§ Rows

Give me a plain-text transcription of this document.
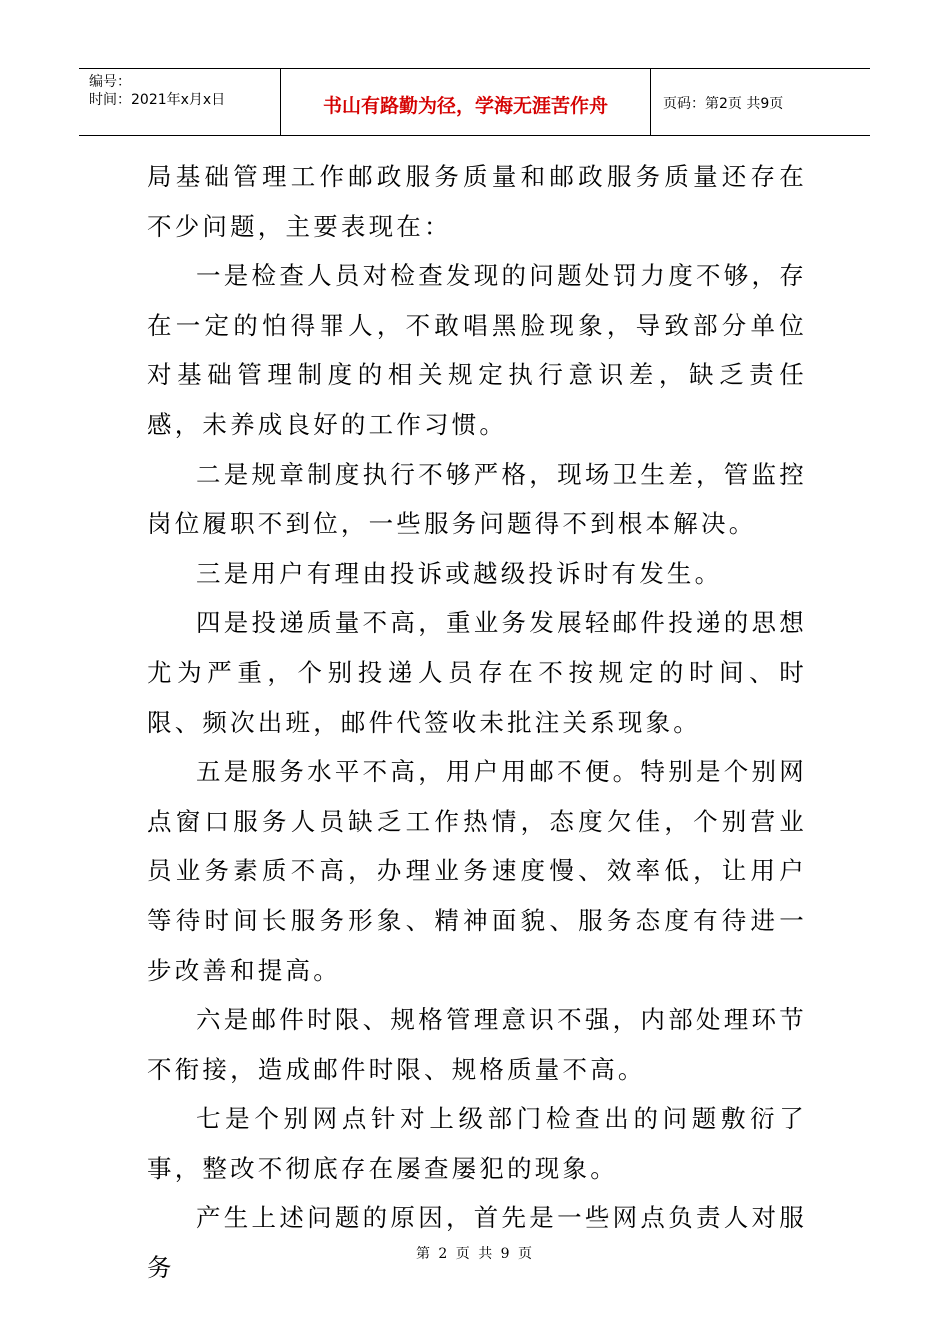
编号：
时间：2021年x月x日	书山有路勤为径，学海无涯苦作舟	页码：第2页 共9页

局基础管理工作邮政服务质量和邮政服务质量还存在不少问题，主要表现在：

一是检查人员对检查发现的问题处罚力度不够，存在一定的怕得罪人，不敢唱黑脸现象，导致部分单位对基础管理制度的相关规定执行意识差，缺乏责任感，未养成良好的工作习惯。

二是规章制度执行不够严格，现场卫生差，管监控岗位履职不到位，一些服务问题得不到根本解决。

三是用户有理由投诉或越级投诉时有发生。

四是投递质量不高，重业务发展轻邮件投递的思想尤为严重，个别投递人员存在不按规定的时间、时限、频次出班，邮件代签收未批注关系现象。

五是服务水平不高，用户用邮不便。特别是个别网点窗口服务人员缺乏工作热情，态度欠佳，个别营业员业务素质不高，办理业务速度慢、效率低，让用户等待时间长服务形象、精神面貌、服务态度有待进一步改善和提高。

六是邮件时限、规格管理意识不强，内部处理环节不衔接，造成邮件时限、规格质量不高。

七是个别网点针对上级部门检查出的问题敷衍了事，整改不彻底存在屡查屡犯的现象。

产生上述问题的原因，首先是一些网点负责人对服务	第 2 页 共 9 页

§ What is required
Quote every line of the records above exactly; no picture is to be copied.

§ Response to this task
Give me a plain-text transcription of this document.
编号：
时间：2021年x月x日	书山有路勤为径，学海无涯苦作舟	页码：第2页 共9页

局基础管理工作邮政服务质量和邮政服务质量还存在不少问题，主要表现在：

一是检查人员对检查发现的问题处罚力度不够，存在一定的怕得罪人，不敢唱黑脸现象，导致部分单位对基础管理制度的相关规定执行意识差，缺乏责任感，未养成良好的工作习惯。

二是规章制度执行不够严格，现场卫生差，管监控岗位履职不到位，一些服务问题得不到根本解决。

三是用户有理由投诉或越级投诉时有发生。

四是投递质量不高，重业务发展轻邮件投递的思想尤为严重，个别投递人员存在不按规定的时间、时限、频次出班，邮件代签收未批注关系现象。

五是服务水平不高，用户用邮不便。特别是个别网点窗口服务人员缺乏工作热情，态度欠佳，个别营业员业务素质不高，办理业务速度慢、效率低，让用户等待时间长服务形象、精神面貌、服务态度有待进一步改善和提高。

六是邮件时限、规格管理意识不强，内部处理环节不衔接，造成邮件时限、规格质量不高。

七是个别网点针对上级部门检查出的问题敷衍了事，整改不彻底存在屡查屡犯的现象。

产生上述问题的原因，首先是一些网点负责人对服务	第 2 页 共 9 页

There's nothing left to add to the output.